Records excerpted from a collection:
▶

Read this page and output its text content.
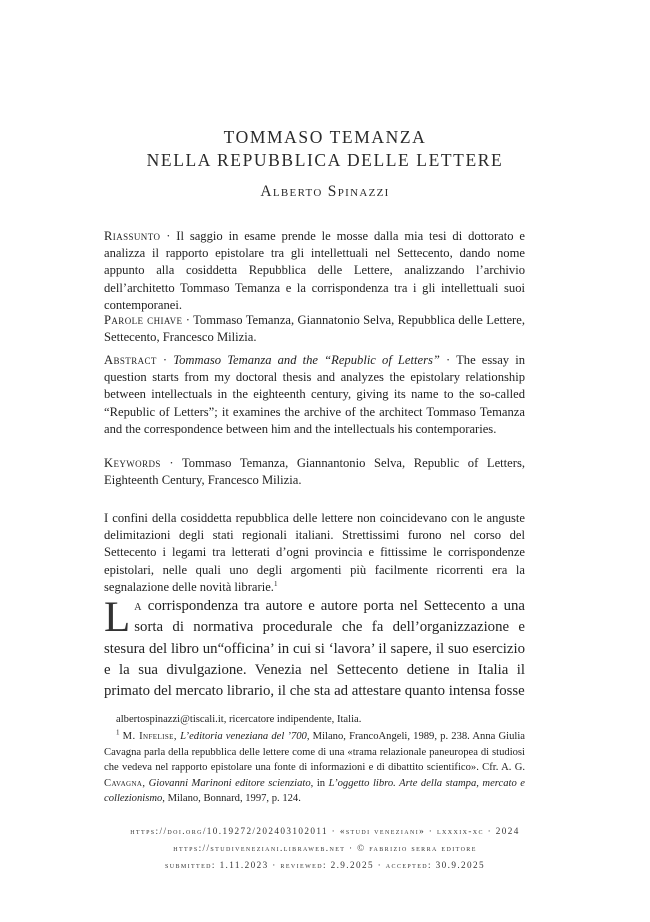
TOMMASO TEMANZA
NELLA REPUBBLICA DELLE LETTERE
Alberto Spinazzi
Riassunto · Il saggio in esame prende le mosse dalla mia tesi di dottorato e analizza il rapporto epistolare tra gli intellettuali nel Settecento, dando nome appunto alla cosiddetta Repubblica delle Lettere, analizzando l’archivio dell’architetto Tommaso Temanza e la corrispondenza tra i gli intellettuali suoi contemporanei.
Parole chiave · Tommaso Temanza, Giannatonio Selva, Repubblica delle Lettere, Settecento, Francesco Milizia.
Abstract · Tommaso Temanza and the “Republic of Letters” · The essay in question starts from my doctoral thesis and analyzes the epistolary relationship between intellectuals in the eighteenth century, giving its name to the so-called “Republic of Letters”; it examines the archive of the architect Tommaso Temanza and the correspondence between him and the intellectuals his contemporaries.
Keywords · Tommaso Temanza, Giannantonio Selva, Republic of Letters, Eighteenth Century, Francesco Milizia.
I confini della cosiddetta repubblica delle lettere non coincidevano con le anguste delimitazioni degli stati regionali italiani. Strettissimi furono nel corso del Settecento i legami tra letterati d’ogni provincia e fittissime le corrispondenze epistolari, nelle quali uno degli argomenti più facilmente ricorrenti era la segnalazione delle novità librarie.$^1$
La corrispondenza tra autore e autore porta nel Settecento a una sorta di normativa procedurale che fa dell’organizzazione e stesura del libro un“officina’ in cui si ‘lavora’ il sapere, il suo esercizio e la sua divulgazione. Venezia nel Settecento detiene in Italia il primato del mercato librario, il che sta ad attestare quanto intensa fosse
albertospinazzi@tiscali.it, ricercatore indipendente, Italia.
$^1$ M. Infelise, L’editoria veneziana del ’700, Milano, FrancoAngeli, 1989, p. 238. Anna Giulia Cavagna parla della repubblica delle lettere come di una «trama relazionale paneuropea di studiosi che vedeva nel rapporto epistolare una fonte di informazioni e di dibattito scientifico». Cfr. A. G. Cavagna, Giovanni Marinoni editore scienziato, in L’oggetto libro. Arte della stampa, mercato e collezionismo, Milano, Bonnard, 1997, p. 124.
https://doi.org/10.19272/202403102011 · «studi veneziani» · lxxxix-xc · 2024
https://studiveneziani.libraweb.net · © fabrizio serra editore
submitted: 1.11.2023 · reviewed: 2.9.2025 · accepted: 30.9.2025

◀

— DESCRIPTION OF THE TASK —
Your task is to set down the records shown above exactly, minus any pictures.

— FINISHED EXERCISE —
Read this page and output its text content.
TOMMASO TEMANZA
NELLA REPUBBLICA DELLE LETTERE
Alberto Spinazzi
Riassunto · Il saggio in esame prende le mosse dalla mia tesi di dottorato e analizza il rapporto epistolare tra gli intellettuali nel Settecento, dando nome appunto alla cosiddetta Repubblica delle Lettere, analizzando l’archivio dell’architetto Tommaso Temanza e la corrispondenza tra i gli intellettuali suoi contemporanei.
Parole chiave · Tommaso Temanza, Giannatonio Selva, Repubblica delle Lettere, Settecento, Francesco Milizia.
Abstract · Tommaso Temanza and the “Republic of Letters” · The essay in question starts from my doctoral thesis and analyzes the epistolary relationship between intellectuals in the eighteenth century, giving its name to the so-called “Republic of Letters”; it examines the archive of the architect Tommaso Temanza and the correspondence between him and the intellectuals his contemporaries.
Keywords · Tommaso Temanza, Giannantonio Selva, Republic of Letters, Eighteenth Century, Francesco Milizia.
I confini della cosiddetta repubblica delle lettere non coincidevano con le anguste delimitazioni degli stati regionali italiani. Strettissimi furono nel corso del Settecento i legami tra letterati d’ogni provincia e fittissime le corrispondenze epistolari, nelle quali uno degli argomenti più facilmente ricorrenti era la segnalazione delle novità librarie.$^1$
La corrispondenza tra autore e autore porta nel Settecento a una sorta di normativa procedurale che fa dell’organizzazione e stesura del libro un“officina’ in cui si ‘lavora’ il sapere, il suo esercizio e la sua divulgazione. Venezia nel Settecento detiene in Italia il primato del mercato librario, il che sta ad attestare quanto intensa fosse
albertospinazzi@tiscali.it, ricercatore indipendente, Italia.
$^1$ M. Infelise, L’editoria veneziana del ’700, Milano, FrancoAngeli, 1989, p. 238. Anna Giulia Cavagna parla della repubblica delle lettere come di una «trama relazionale paneuropea di studiosi che vedeva nel rapporto epistolare una fonte di informazioni e di dibattito scientifico». Cfr. A. G. Cavagna, Giovanni Marinoni editore scienziato, in L’oggetto libro. Arte della stampa, mercato e collezionismo, Milano, Bonnard, 1997, p. 124.
https://doi.org/10.19272/202403102011 · «studi veneziani» · lxxxix-xc · 2024
https://studiveneziani.libraweb.net · © fabrizio serra editore
submitted: 1.11.2023 · reviewed: 2.9.2025 · accepted: 30.9.2025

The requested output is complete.